▶ [TEXTO FUENTE]
<<<<
Impresiona que en un país que se precia de tener una prensa libre, la cobertura en medios estadounidenses sobre el asesinato de Qassem Soleimani sea tan monocorde. Virtualmente todos los analistas aceptan la premisa de que Soleimani merecía ser asesinado, y el debate se restringe a las consecuencias políticas de su muerte. Por esa omisión, me centraré en la premisa de partida.
Sí, Soleimani fue responsable de infinidad de muertes. De hecho, bastantes más (y de mayor gravedad) que aquellas que relievó la prensa estadounidense: la de cientos de sus propios soldados. A fin de cuentas, esos eran militares abatidos en un contexto de guerra. No se puede decir lo mismo de los civiles asesinados en Iraq mientras se manifestaban (entre otras razones) contra la influencia iraní en su gobierno, o aquellos asesinados para mantener en el poder al dictador sirio Bashar Al Assad.
>>>>
▶ [ENCARGO A]
¿Concuerdan con el texto sobre Soleimani las afirmaciones siguientes? (i) Casi todos los analistas aceptan que Soleimani merecía ser asesinado. (ii) El texto anuncia que se centrará en las consecuencias políticas de su muerte. (iii) Los civiles asesinados en Iraq protestaban, entre otras cosas, contra la influencia iraní en su gobierno. Responde sí o no a cada una y cita literalmente las palabras del texto que lo deciden.
▶ [ENCARGO B]
Continúa el texto sobre el asesinato de Soleimani a partir de su última oración.
Los datos forman un material aparte del texto fuente.

▶ [EXTRACTOS DE DATOS]
<<<<
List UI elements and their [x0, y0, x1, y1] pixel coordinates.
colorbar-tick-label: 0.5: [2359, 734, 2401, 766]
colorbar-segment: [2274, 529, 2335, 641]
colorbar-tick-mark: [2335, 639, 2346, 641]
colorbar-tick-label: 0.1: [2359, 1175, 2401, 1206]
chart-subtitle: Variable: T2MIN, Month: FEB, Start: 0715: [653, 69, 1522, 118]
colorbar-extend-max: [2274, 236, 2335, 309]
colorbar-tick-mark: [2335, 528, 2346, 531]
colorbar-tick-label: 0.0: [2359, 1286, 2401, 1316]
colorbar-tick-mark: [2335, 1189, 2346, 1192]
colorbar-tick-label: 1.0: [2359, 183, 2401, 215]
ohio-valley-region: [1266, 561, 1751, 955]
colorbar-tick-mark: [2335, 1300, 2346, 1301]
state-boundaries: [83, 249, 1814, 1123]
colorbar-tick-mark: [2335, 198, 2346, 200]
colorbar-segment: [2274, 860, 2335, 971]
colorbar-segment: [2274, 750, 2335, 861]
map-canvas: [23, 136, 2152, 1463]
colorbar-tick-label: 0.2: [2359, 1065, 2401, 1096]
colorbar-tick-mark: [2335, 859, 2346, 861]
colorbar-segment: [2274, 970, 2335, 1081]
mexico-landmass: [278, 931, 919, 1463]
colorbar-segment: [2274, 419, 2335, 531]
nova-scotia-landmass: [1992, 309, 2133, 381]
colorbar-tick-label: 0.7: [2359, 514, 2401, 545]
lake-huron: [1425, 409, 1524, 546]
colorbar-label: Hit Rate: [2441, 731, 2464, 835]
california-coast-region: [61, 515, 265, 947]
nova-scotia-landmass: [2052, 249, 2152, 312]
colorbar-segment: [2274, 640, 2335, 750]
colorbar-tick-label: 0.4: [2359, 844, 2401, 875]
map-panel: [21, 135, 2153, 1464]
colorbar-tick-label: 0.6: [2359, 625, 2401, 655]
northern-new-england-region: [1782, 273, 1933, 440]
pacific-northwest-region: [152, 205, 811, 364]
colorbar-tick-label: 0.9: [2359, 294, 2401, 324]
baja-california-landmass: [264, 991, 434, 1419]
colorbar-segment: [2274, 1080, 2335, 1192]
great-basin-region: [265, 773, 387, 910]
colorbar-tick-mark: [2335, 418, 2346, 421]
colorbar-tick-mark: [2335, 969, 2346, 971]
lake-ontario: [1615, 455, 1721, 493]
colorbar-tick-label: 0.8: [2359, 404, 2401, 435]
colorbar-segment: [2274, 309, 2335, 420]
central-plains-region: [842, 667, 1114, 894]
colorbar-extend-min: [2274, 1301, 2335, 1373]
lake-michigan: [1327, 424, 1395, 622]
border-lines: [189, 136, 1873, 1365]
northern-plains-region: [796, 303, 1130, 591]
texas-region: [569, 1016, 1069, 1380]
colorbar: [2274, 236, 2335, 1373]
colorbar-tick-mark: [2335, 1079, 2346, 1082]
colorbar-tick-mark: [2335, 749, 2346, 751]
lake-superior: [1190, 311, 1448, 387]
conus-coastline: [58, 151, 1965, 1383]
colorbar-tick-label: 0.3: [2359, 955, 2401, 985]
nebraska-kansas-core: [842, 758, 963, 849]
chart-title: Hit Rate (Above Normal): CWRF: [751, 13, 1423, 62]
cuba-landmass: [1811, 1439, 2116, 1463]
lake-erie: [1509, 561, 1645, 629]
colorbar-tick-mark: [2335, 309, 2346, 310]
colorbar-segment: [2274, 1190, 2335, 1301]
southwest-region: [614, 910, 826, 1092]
>>>>
▶ [RESULTADO ESPERADO A]
(i) Sí: «Virtualmente todos los analistas aceptan la premisa de que Soleimani merecía ser asesinado».
(ii) No: «me centraré en la premisa de partida».
(iii) Sí: «se manifestaban (entre otras razones) contra la influencia iraní en su gobierno».

▶ [RESULTADO ESPERADO B]
Siendo ese el caso, resulta hipócrita plantear el asesinato de Soleimani como una decisión moralmente lícita, aunque políticamente inconveniente. En primer lugar, porque la política estadounidense hacia Oriente Medio está plagada de alianzas y acuerdos con actores y personajes peores que Soleimani. Mientras le daba muerte, por ejemplo, negociaba con el movimiento Talibán, es decir, con la organización a la que el propio gobierno estadounidense acusó de complicidad en los atentados terroristas de septiembre de 2001. Soleimani, además, fue asesinado en Iraq, país que fue gobernado por una de las peores dictaduras en la historia regional, a la cual los Estados Unidos respaldaron durante su guerra con Irán, pese a que en el transcurso de la misma Saddam Hussein empleó armas químicas contra parte de su propia población (los kurdos).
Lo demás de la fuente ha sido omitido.